----- Data to use
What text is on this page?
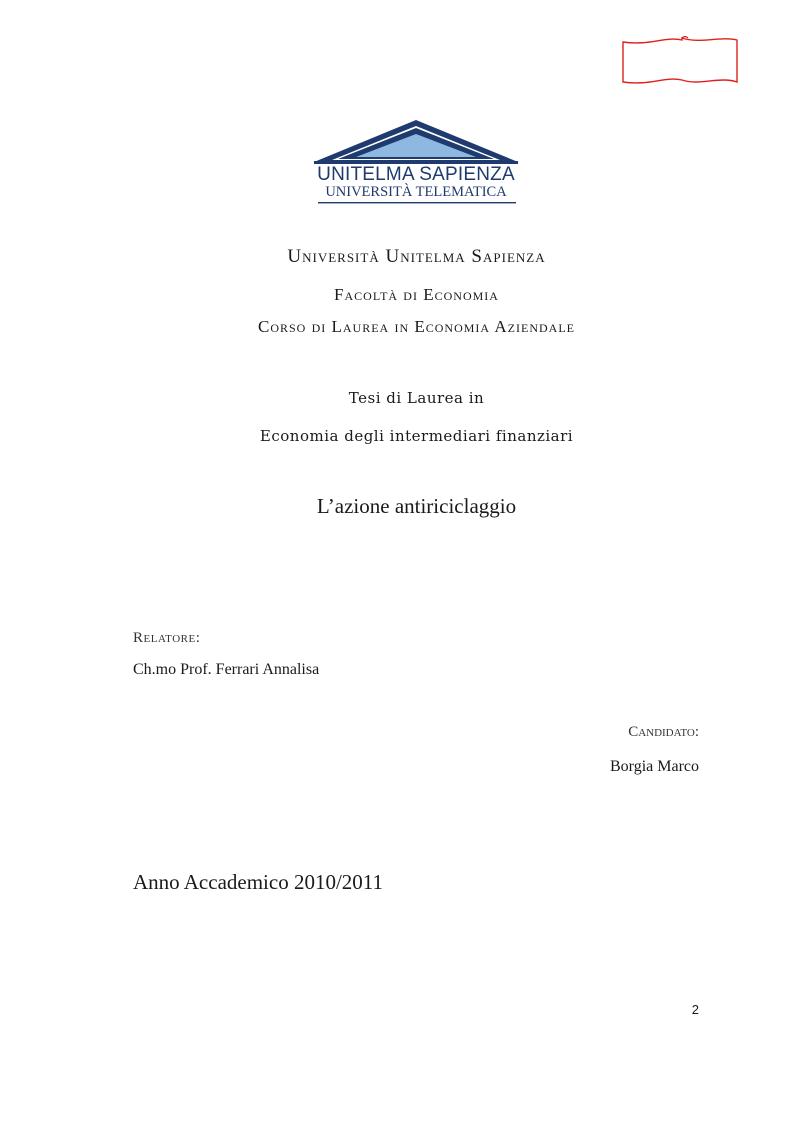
UNITELMA SAPIENZA
UNIVERSITÀ TELEMATICA
Università Unitelma Sapienza
Facoltà di Economia
Corso di Laurea in Economia Aziendale
Tesi di Laurea in
Economia degli intermediari finanziari
L’azione antiriciclaggio
Relatore:
Ch.mo Prof. Ferrari Annalisa
Candidato:
Borgia Marco
Anno Accademico 2010/2011
2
----------
▶ Given request: Leave the pictures out and print the records above exactly as they stand.

▶ Solution to this exercise:
What text is on this page?
UNITELMA SAPIENZA
UNIVERSITÀ TELEMATICA
Università Unitelma Sapienza
Facoltà di Economia
Corso di Laurea in Economia Aziendale
Tesi di Laurea in
Economia degli intermediari finanziari
L’azione antiriciclaggio
Relatore:
Ch.mo Prof. Ferrari Annalisa
Candidato:
Borgia Marco
Anno Accademico 2010/2011
2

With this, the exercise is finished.